◆ **本文**:
GSILの網羅的自動テストケース生成機能を使ったECUの信頼性向上

実行時エラーとは

実行時エラーとは、コンパイル時には不具合かどうかわからない、プログラムを実行したときに発生するエラーで、ゼロ除算、バッファオーバーランなどのエラーをいいます。実行時エラーが発生するとマイコンが停止したり、リセットしたりします。実行時エラーは、テストをしても見つからない可能性があります。特にプログラムが複雑になってくると、特定の条件下で稀にしか起こらないといったことがあります。自動車の機能を制御するECUに実行時エラーが起きると、特に運転中は危険な状態になるため絶対に避けなければいけません。

実行時エラーは、静的解析ツールで検出することも可能です。ユビキタスAIが提供している静的解析ツールCodeSonar は、自動車ECU開発で多くの採用実績がある静的解析ツールです。特に未検出が少ないという特長を持つCodeSonarですが、静的解析ツールはその原理からどうしてもエラーの未検出、誤検出が出てきます。実行時エラーを回避するには、同時に数多くのテストを行う必要がありますが、単体テストで数多くのテストケースを作成するには工数がかかります。実機テストを行うには準備が大変ですし、実行時エラーが起きてもデバッグが難しく、原因を探るのには長い時間を必要とします。

GSILによる網羅的自動テストケース生成機能

GSIL は、網羅的な自動テストケースを生成することができる、制御ECU開発向けシミュレーションツールです。人手では不可能な膨大なテストケースを、短時間で実行することが可能になります。GSILでは、特定の変数をランダムに変更することでこれを実現していますが、単にランダムに変数を変更するだけではまともなテストになりません。

例えば、自動車のオートクルーズシステム(車を特定の目標速度に保つ機能)のテストを行う場合、変更させる入力には「アクセルペダルの開度」「オートクルーズスイッチ」などが挙げられます。この場合、アクセルペダルが非常に短い間隔で全閉・全開状態を繰り返したり、オートクルーズスイッチが非常に短い間隔でオン・オフ状態を繰り返したりしてもオートクルーズの状態にはならず、まともなテストになりません。GSILではそのようなことを避けるため、変数に制約を付けることができます。「アクセルペダルを0.1秒間に最大で1%の変化にする」「オートクルーズのスイッチの状態を必ず1秒以上経過した後に変化させる」といった制約を付けることで、実際の車で起きるようなテストにすることが可能になるわけです。

◆ **提示資料**:
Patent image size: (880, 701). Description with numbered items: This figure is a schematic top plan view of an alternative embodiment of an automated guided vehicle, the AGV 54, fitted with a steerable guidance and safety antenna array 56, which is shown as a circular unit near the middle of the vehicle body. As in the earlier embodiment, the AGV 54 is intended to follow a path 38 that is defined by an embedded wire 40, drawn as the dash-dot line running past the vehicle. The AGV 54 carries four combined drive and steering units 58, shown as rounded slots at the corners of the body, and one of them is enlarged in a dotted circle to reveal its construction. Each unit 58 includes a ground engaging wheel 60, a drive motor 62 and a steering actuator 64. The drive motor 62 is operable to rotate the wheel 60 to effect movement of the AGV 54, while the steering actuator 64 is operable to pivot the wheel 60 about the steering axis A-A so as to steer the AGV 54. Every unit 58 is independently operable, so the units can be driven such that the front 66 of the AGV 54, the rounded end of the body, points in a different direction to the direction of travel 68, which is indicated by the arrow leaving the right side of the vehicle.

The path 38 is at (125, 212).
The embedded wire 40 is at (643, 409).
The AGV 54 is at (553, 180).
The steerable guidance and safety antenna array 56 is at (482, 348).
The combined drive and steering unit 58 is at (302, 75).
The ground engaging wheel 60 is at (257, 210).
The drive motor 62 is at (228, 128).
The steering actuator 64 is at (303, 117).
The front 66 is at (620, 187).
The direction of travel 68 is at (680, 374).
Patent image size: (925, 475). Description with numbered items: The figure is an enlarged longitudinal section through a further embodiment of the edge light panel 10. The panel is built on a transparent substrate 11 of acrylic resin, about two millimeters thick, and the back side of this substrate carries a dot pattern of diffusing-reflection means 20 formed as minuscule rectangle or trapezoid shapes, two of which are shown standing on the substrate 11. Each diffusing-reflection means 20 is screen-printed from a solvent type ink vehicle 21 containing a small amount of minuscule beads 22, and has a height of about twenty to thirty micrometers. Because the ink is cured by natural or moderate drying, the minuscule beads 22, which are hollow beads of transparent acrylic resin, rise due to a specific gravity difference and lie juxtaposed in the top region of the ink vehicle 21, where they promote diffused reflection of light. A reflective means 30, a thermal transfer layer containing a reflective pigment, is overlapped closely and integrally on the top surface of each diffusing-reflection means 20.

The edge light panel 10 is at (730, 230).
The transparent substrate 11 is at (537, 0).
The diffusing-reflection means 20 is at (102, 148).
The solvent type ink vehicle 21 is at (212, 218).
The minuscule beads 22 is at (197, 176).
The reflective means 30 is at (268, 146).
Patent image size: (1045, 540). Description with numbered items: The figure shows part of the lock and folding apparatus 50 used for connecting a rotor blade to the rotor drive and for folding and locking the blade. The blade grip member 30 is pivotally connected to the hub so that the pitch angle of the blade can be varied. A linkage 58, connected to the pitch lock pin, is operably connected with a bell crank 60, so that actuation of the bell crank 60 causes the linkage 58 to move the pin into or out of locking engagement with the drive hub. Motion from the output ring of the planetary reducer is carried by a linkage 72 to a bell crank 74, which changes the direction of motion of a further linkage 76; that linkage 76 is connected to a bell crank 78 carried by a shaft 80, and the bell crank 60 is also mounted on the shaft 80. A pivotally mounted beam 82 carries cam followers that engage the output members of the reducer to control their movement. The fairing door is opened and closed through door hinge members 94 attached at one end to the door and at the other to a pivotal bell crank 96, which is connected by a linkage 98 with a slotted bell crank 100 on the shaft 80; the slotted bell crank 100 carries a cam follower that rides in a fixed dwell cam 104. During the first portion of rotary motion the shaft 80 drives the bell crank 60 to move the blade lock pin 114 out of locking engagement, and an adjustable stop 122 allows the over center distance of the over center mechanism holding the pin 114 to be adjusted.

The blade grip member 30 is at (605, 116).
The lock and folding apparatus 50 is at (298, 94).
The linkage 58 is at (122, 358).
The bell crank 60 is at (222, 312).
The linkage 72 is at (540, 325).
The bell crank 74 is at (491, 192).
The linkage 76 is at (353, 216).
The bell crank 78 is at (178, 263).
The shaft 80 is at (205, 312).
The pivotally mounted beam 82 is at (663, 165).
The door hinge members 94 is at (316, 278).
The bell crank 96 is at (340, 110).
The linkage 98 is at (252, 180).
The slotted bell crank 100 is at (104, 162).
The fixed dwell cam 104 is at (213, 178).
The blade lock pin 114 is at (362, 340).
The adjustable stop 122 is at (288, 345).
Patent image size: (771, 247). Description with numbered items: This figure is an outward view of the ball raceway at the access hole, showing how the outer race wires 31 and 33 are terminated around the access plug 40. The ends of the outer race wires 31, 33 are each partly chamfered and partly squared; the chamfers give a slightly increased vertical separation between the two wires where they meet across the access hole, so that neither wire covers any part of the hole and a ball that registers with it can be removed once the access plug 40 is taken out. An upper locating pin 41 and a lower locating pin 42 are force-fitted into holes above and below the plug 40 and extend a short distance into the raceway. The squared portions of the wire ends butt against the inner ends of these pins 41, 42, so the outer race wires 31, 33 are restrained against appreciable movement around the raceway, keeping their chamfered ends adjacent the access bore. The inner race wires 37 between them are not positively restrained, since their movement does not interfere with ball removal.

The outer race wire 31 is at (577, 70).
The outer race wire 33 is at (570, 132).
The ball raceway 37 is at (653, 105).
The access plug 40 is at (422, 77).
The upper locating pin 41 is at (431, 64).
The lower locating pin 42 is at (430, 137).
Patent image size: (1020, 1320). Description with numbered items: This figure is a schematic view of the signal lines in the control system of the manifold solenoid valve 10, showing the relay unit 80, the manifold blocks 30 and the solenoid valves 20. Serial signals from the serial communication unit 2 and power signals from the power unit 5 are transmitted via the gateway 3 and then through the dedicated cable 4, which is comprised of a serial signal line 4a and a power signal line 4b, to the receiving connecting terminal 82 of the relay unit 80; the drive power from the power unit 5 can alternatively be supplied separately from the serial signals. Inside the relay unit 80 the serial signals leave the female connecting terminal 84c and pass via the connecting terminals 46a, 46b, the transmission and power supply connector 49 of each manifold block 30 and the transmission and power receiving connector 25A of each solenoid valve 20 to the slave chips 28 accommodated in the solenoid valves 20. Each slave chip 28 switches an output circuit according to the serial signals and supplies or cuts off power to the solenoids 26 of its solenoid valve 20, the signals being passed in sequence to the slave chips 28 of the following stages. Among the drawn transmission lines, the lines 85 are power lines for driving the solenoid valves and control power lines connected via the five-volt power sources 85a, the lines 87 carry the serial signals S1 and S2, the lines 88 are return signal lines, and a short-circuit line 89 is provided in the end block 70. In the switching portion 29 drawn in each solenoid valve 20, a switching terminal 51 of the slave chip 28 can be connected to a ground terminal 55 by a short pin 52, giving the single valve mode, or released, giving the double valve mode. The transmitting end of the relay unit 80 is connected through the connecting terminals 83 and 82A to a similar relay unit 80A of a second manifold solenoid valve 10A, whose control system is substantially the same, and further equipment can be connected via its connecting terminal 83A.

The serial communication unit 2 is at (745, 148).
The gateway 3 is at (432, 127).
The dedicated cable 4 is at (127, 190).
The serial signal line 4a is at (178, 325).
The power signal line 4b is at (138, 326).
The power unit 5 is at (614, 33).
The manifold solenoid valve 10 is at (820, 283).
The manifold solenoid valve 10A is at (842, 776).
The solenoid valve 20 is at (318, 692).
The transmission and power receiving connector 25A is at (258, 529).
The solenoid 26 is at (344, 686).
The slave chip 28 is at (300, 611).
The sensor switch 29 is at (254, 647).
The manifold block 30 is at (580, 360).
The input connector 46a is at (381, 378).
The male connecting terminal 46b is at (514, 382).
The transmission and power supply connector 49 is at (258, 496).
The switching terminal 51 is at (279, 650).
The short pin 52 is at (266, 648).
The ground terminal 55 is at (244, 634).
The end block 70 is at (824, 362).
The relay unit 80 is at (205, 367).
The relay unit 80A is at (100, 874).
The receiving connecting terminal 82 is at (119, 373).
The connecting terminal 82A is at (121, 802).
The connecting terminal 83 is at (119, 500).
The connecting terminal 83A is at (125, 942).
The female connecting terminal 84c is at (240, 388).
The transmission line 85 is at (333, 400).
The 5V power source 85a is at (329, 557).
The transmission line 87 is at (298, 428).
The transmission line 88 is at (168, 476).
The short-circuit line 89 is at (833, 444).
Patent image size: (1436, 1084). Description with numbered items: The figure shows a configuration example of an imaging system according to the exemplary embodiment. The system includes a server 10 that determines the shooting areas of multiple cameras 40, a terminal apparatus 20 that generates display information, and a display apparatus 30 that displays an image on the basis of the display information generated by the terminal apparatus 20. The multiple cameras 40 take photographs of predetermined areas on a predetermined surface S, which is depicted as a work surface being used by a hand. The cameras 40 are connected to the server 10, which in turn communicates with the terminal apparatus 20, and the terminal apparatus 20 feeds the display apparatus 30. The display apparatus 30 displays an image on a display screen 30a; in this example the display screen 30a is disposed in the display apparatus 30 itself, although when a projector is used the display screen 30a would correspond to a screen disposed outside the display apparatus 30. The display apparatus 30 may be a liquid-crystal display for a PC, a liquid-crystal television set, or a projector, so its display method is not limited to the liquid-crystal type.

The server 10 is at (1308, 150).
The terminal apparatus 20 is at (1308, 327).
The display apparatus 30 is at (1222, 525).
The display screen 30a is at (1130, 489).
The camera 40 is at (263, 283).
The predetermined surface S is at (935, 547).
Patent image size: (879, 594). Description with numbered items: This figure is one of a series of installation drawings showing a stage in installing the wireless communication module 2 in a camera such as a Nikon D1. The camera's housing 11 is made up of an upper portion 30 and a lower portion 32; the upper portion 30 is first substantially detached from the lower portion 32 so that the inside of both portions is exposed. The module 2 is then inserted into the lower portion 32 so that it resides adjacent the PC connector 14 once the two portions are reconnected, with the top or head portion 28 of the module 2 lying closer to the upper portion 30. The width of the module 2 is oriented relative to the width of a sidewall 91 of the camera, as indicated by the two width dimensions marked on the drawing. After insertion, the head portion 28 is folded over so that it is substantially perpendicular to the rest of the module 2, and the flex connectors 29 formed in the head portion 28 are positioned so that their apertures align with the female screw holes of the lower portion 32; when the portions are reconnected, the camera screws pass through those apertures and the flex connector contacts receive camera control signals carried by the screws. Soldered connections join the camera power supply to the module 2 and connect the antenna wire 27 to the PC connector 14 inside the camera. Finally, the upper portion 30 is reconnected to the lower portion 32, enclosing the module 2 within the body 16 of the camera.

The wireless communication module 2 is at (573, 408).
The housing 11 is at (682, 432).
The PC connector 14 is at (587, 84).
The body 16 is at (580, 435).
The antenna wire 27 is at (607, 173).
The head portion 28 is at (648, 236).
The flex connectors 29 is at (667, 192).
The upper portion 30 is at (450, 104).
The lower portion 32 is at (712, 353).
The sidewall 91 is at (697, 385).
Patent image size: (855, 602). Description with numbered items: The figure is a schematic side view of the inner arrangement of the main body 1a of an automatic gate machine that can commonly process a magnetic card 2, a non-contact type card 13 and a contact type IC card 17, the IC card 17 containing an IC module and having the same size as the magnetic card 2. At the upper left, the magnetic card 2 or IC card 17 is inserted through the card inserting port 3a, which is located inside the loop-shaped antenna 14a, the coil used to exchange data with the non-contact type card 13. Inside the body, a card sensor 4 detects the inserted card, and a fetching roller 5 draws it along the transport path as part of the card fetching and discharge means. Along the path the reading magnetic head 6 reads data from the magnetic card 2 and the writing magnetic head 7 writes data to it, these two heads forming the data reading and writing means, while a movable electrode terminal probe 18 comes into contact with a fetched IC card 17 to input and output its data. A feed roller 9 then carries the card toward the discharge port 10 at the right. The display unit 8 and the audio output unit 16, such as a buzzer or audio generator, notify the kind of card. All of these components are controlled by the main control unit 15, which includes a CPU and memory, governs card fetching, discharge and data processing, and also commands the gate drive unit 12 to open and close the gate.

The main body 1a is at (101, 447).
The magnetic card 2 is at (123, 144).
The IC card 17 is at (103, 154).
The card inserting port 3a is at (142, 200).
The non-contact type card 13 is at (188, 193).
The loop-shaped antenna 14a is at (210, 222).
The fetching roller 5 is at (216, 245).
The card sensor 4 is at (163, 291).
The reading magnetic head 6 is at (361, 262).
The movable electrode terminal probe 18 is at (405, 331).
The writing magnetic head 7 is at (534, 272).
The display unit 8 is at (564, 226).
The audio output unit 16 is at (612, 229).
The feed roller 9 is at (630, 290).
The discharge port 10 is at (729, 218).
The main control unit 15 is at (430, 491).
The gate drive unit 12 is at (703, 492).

◆ **課題内容**: 本文から「GSILによる網羅的自動テストケース生成機能」で始まり「ることが可能になるわけです。」で終わる部分を、「ることが可能になるわけです。」まで含めて一字一句変えずに書き出しなさい。

◆ **解答**:
GSILによる網羅的自動テストケース生成機能

GSIL は、網羅的な自動テストケースを生成することができる、制御ECU開発向けシミュレーションツールです。人手では不可能な膨大なテストケースを、短時間で実行することが可能になります。GSILでは、特定の変数をランダムに変更することでこれを実現していますが、単にランダムに変数を変更するだけではまともなテストになりません。

例えば、自動車のオートクルーズシステム(車を特定の目標速度に保つ機能)のテストを行う場合、変更させる入力には「アクセルペダルの開度」「オートクルーズスイッチ」などが挙げられます。この場合、アクセルペダルが非常に短い間隔で全閉・全開状態を繰り返したり、オートクルーズスイッチが非常に短い間隔でオン・オフ状態を繰り返したりしてもオートクルーズの状態にはならず、まともなテストになりません。GSILではそのようなことを避けるため、変数に制約を付けることができます。「アクセルペダルを0.1秒間に最大で1%の変化にする」「オートクルーズのスイッチの状態を必ず1秒以上経過した後に変化させる」といった制約を付けることで、実際の車で起きるようなテストにすることが可能になるわけです。